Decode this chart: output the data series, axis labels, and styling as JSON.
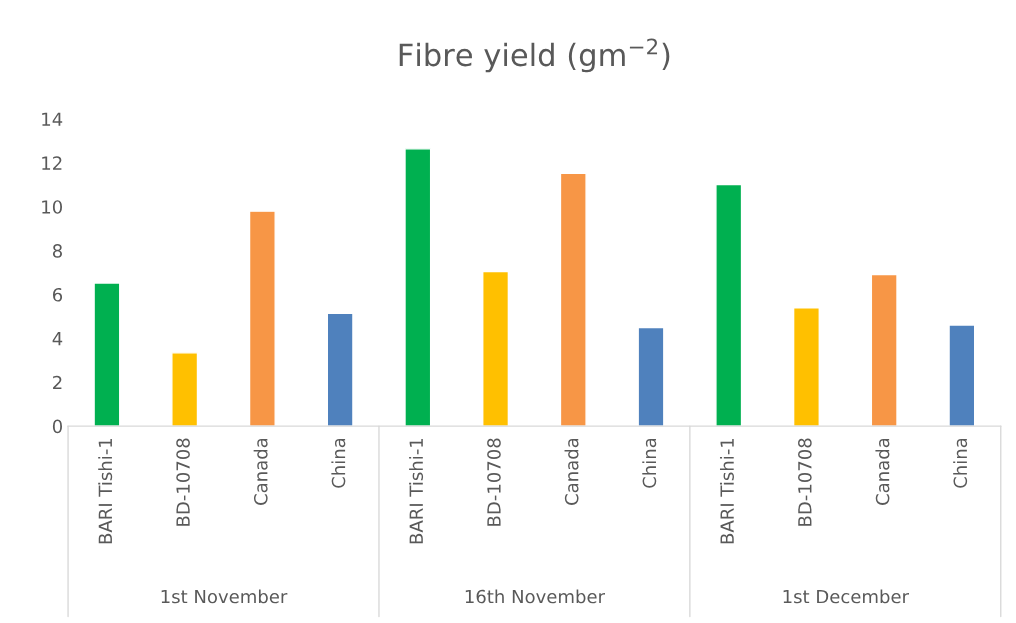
{
  "chart_data": {
    "type": "bar",
    "title": "Fibre yield (gm$^{−2}$)",
    "categories": [
      "BARI Tishi-1",
      "BD-10708",
      "Canada",
      "China",
      "BARI Tishi-1",
      "BD-10708",
      "Canada",
      "China",
      "BARI Tishi-1",
      "BD-10708",
      "Canada",
      "China"
    ],
    "values": [
      6.52,
      3.34,
      9.8,
      5.14,
      12.64,
      7.05,
      11.52,
      4.49,
      11.01,
      5.39,
      6.91,
      4.61
    ],
    "colors": [
      "#00b050",
      "#ffc000",
      "#f79646",
      "#4f81bd",
      "#00b050",
      "#ffc000",
      "#f79646",
      "#4f81bd",
      "#00b050",
      "#ffc000",
      "#f79646",
      "#4f81bd"
    ],
    "annotations": [
      "1st November",
      "16th November",
      "1st December"
    ],
    "ylim": [
      0,
      14
    ],
    "yticks": [
      0,
      2,
      4,
      6,
      8,
      10,
      12,
      14
    ],
    "grid": false
  }
}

+++

# Set exercise
Repeat the material exactly as it reads, without any of its pictures.

# Full solution
Decode this chart: output the data series, axis labels, and styling as JSON.
{
  "chart_data": {
    "type": "bar",
    "title": "Fibre yield (gm$^{−2}$)",
    "categories": [
      "BARI Tishi-1",
      "BD-10708",
      "Canada",
      "China",
      "BARI Tishi-1",
      "BD-10708",
      "Canada",
      "China",
      "BARI Tishi-1",
      "BD-10708",
      "Canada",
      "China"
    ],
    "values": [
      6.52,
      3.34,
      9.8,
      5.14,
      12.64,
      7.05,
      11.52,
      4.49,
      11.01,
      5.39,
      6.91,
      4.61
    ],
    "colors": [
      "#00b050",
      "#ffc000",
      "#f79646",
      "#4f81bd",
      "#00b050",
      "#ffc000",
      "#f79646",
      "#4f81bd",
      "#00b050",
      "#ffc000",
      "#f79646",
      "#4f81bd"
    ],
    "annotations": [
      "1st November",
      "16th November",
      "1st December"
    ],
    "ylim": [
      0,
      14
    ],
    "yticks": [
      0,
      2,
      4,
      6,
      8,
      10,
      12,
      14
    ],
    "grid": false
  }
}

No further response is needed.